Stored data
'''
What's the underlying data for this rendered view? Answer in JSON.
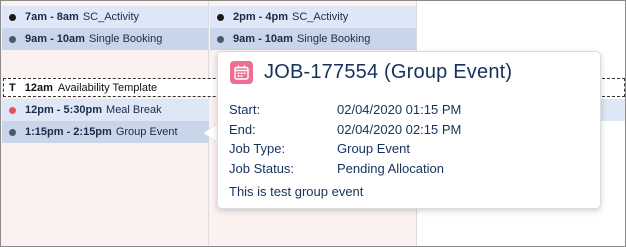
{
  "columns": [
    {
      "events": [
        {
          "time": "7am - 8am",
          "title": "SC_Activity",
          "dot_color": "#1a1a1a"
        },
        {
          "time": "9am - 10am",
          "title": "Single Booking",
          "dot_color": "#4a5670"
        },
        {
          "time": "12pm - 5:30pm",
          "title": "Meal Break",
          "dot_color": "#e4545e"
        },
        {
          "time": "1:15pm - 2:15pm",
          "title": "Group Event",
          "dot_color": "#4a5670"
        }
      ]
    },
    {
      "events": [
        {
          "time": "2pm - 4pm",
          "title": "SC_Activity",
          "dot_color": "#1a1a1a"
        },
        {
          "time": "9am - 10am",
          "title": "Single Booking",
          "dot_color": "#4a5670"
        }
      ]
    }
  ],
  "availability": {
    "type_char": "T",
    "time": "12am",
    "title": "Availability Template"
  },
  "popover": {
    "icon": "calendar-icon",
    "icon_color": "#eb7092",
    "title": "JOB-177554 (Group Event)",
    "fields": [
      {
        "label": "Start:",
        "value": "02/04/2020 01:15 PM"
      },
      {
        "label": "End:",
        "value": "02/04/2020 02:15 PM"
      },
      {
        "label": "Job Type:",
        "value": "Group Event"
      },
      {
        "label": "Job Status:",
        "value": "Pending Allocation"
      }
    ],
    "description": "This is test group event"
  }
}
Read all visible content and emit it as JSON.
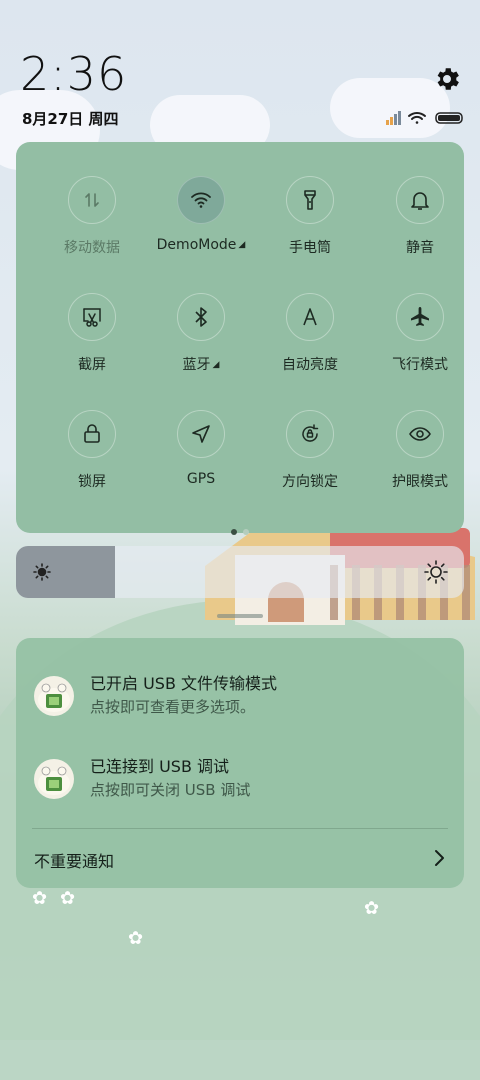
{
  "status": {
    "time": "2:36",
    "date": "8月27日 周四"
  },
  "quick_settings": {
    "tiles": [
      {
        "label": "移动数据",
        "icon": "mobile-data-icon",
        "active": false
      },
      {
        "label": "DemoMode",
        "icon": "wifi-icon",
        "active": true
      },
      {
        "label": "手电筒",
        "icon": "flashlight-icon",
        "active": false
      },
      {
        "label": "静音",
        "icon": "bell-icon",
        "active": false
      },
      {
        "label": "截屏",
        "icon": "screenshot-icon",
        "active": false
      },
      {
        "label": "蓝牙",
        "icon": "bluetooth-icon",
        "active": false
      },
      {
        "label": "自动亮度",
        "icon": "auto-brightness-icon",
        "active": false
      },
      {
        "label": "飞行模式",
        "icon": "airplane-icon",
        "active": false
      },
      {
        "label": "锁屏",
        "icon": "lock-icon",
        "active": false
      },
      {
        "label": "GPS",
        "icon": "location-arrow-icon",
        "active": false
      },
      {
        "label": "方向锁定",
        "icon": "rotation-lock-icon",
        "active": false
      },
      {
        "label": "护眼模式",
        "icon": "eye-icon",
        "active": false
      }
    ],
    "page_index": 1,
    "page_count": 2
  },
  "brightness": {
    "level_percent": 22
  },
  "notifications": [
    {
      "title": "已开启 USB 文件传输模式",
      "subtitle": "点按即可查看更多选项。",
      "icon": "usb-app-icon"
    },
    {
      "title": "已连接到 USB 调试",
      "subtitle": "点按即可关闭 USB 调试",
      "icon": "usb-app-icon"
    }
  ],
  "unimportant_label": "不重要通知",
  "colors": {
    "panel": "#93bea4",
    "active_tile": "#7fa99a",
    "brightness_fill": "#8e969d"
  }
}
'''
What to produce:
Show every line from the listing above in which the string "lock" appears.

Problem solution:
        "icon": "lock-icon",
        "icon": "rotation-lock-icon",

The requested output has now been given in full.